**Entries**

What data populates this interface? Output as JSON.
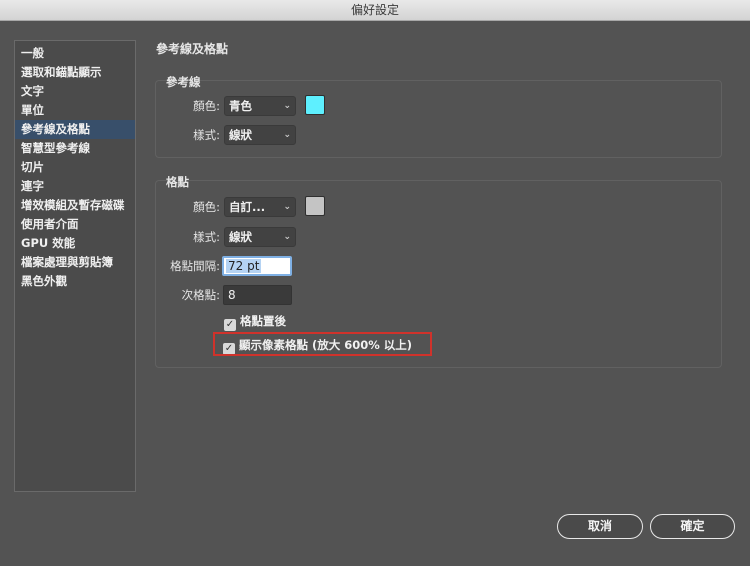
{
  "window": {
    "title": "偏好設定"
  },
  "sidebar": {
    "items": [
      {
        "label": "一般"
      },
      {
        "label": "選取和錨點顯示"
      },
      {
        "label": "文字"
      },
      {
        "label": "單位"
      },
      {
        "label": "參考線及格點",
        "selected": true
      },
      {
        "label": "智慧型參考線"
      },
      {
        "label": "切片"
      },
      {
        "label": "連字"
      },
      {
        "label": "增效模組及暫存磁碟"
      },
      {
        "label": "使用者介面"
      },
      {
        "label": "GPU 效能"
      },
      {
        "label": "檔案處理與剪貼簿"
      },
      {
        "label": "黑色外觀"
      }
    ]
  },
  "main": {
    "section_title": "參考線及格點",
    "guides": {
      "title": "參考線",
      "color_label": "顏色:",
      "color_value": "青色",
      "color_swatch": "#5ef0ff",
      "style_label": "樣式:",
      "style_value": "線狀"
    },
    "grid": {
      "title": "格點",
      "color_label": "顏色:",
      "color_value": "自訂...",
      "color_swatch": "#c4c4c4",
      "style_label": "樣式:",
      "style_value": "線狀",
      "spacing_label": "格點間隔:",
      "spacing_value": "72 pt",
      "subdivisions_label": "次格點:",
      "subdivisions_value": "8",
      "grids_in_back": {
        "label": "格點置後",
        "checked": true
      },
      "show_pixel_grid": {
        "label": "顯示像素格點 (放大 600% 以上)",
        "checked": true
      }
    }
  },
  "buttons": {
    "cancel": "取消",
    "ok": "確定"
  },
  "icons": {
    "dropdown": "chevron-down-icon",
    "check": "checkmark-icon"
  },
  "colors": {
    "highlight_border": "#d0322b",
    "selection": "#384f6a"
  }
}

**Problem to solve**
Exact duplication of all the records is required; pictures are omitted from the copy.

**Solved problem**
What data populates this interface? Output as JSON.
{
  "window": {
    "title": "偏好設定"
  },
  "sidebar": {
    "items": [
      {
        "label": "一般"
      },
      {
        "label": "選取和錨點顯示"
      },
      {
        "label": "文字"
      },
      {
        "label": "單位"
      },
      {
        "label": "參考線及格點",
        "selected": true
      },
      {
        "label": "智慧型參考線"
      },
      {
        "label": "切片"
      },
      {
        "label": "連字"
      },
      {
        "label": "增效模組及暫存磁碟"
      },
      {
        "label": "使用者介面"
      },
      {
        "label": "GPU 效能"
      },
      {
        "label": "檔案處理與剪貼簿"
      },
      {
        "label": "黑色外觀"
      }
    ]
  },
  "main": {
    "section_title": "參考線及格點",
    "guides": {
      "title": "參考線",
      "color_label": "顏色:",
      "color_value": "青色",
      "color_swatch": "#5ef0ff",
      "style_label": "樣式:",
      "style_value": "線狀"
    },
    "grid": {
      "title": "格點",
      "color_label": "顏色:",
      "color_value": "自訂...",
      "color_swatch": "#c4c4c4",
      "style_label": "樣式:",
      "style_value": "線狀",
      "spacing_label": "格點間隔:",
      "spacing_value": "72 pt",
      "subdivisions_label": "次格點:",
      "subdivisions_value": "8",
      "grids_in_back": {
        "label": "格點置後",
        "checked": true
      },
      "show_pixel_grid": {
        "label": "顯示像素格點 (放大 600% 以上)",
        "checked": true
      }
    }
  },
  "buttons": {
    "cancel": "取消",
    "ok": "確定"
  },
  "icons": {
    "dropdown": "chevron-down-icon",
    "check": "checkmark-icon"
  },
  "colors": {
    "highlight_border": "#d0322b",
    "selection": "#384f6a"
  }
}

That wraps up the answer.